::: Цитируемый текст

Между тем поведение Сталина в данном случае строится по той же схеме, что и в прошлом году, во время Мюнхенского кризиса, и основывается на том же стремлении: скорее в бой! И советско-германский пакт о ненападении 23 августа 1939 года был подписан при соблюдении этого ключевого условия: уже через три недели Красная Армия перешла западную границу. Где же здесь оттягивание войны? Миф о том, что пакт мыслился как средство отсрочить войну, впервые выдвинут самим Сталиным в знаменитой речи 3 июля 1941 года. В тот момент требовалась хоть какая-то хорошая мина при плохой игре, хоть какое-то, пусть самое неуклюжее, оправдание при явном политическом банкротстве. Никакой договор с Гитлером войну отсрочить не мог, подобная надежда находилась в кричащем противоречии со всем образом политического мышления Кремля.
Наугад, не выбирая, можно привести типичное высказывание, принадлежащее Жданову (1938 год): "В период, когда международные правовые нормы и отношения превращаются в клочки бумажки и попираются грубой силой, мы должны быть особенно сильными" {12}. Неужели после этого можно считать какой-то договор серьезной защитой? Сам Сталин, по свидетельству Хрущева, говорил при заключении пакта: "Здесь ведется игра - игра, кто кого перехитрит, кто кого обманет.- И заключил:- Я их обманул" {13}.

::::::
::: Строки данных

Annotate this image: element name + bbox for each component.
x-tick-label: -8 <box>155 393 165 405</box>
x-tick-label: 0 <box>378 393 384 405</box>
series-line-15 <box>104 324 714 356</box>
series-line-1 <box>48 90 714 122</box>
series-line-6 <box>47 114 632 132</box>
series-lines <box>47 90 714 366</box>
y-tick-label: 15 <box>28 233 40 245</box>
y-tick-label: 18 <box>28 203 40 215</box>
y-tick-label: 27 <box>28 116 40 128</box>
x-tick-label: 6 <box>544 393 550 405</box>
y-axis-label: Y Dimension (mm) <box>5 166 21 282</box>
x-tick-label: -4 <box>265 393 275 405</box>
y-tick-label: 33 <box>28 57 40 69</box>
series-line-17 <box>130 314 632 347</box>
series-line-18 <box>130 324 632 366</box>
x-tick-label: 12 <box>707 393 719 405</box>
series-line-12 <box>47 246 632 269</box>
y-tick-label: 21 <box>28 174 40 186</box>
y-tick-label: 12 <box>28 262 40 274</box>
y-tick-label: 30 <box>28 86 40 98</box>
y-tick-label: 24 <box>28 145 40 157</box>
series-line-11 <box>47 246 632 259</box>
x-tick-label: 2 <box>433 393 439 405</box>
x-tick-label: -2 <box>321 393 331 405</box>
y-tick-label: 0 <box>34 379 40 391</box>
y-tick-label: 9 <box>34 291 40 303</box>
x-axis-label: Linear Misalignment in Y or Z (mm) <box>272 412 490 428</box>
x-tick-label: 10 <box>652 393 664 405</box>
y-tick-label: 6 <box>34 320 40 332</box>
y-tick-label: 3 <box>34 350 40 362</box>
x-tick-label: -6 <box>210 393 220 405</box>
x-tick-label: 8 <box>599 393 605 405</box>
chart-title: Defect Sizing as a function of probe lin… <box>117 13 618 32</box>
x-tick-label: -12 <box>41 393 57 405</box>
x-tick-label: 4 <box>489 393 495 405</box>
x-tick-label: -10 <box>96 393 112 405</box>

::::::

Отредактируйте фрагмент текста о советско-германском пакте, от слов "Между тем поведение" и вниз до слов "политического мышления Кремля.", поставив "Судетского кризиса" вместо "Мюнхенского кризиса".

### Решение:
Между тем поведение Сталина в данном случае строится по той же схеме, что и в прошлом году, во время Судетского кризиса, и основывается на том же стремлении: скорее в бой! И советско-германский пакт о ненападении 23 августа 1939 года был подписан при соблюдении этого ключевого условия: уже через три недели Красная Армия перешла западную границу. Где же здесь оттягивание войны? Миф о том, что пакт мыслился как средство отсрочить войну, впервые выдвинут самим Сталиным в знаменитой речи 3 июля 1941 года. В тот момент требовалась хоть какая-то хорошая мина при плохой игре, хоть какое-то, пусть самое неуклюжее, оправдание при явном политическом банкротстве. Никакой договор с Гитлером войну отсрочить не мог, подобная надежда находилась в кричащем противоречии со всем образом политического мышления Кремля.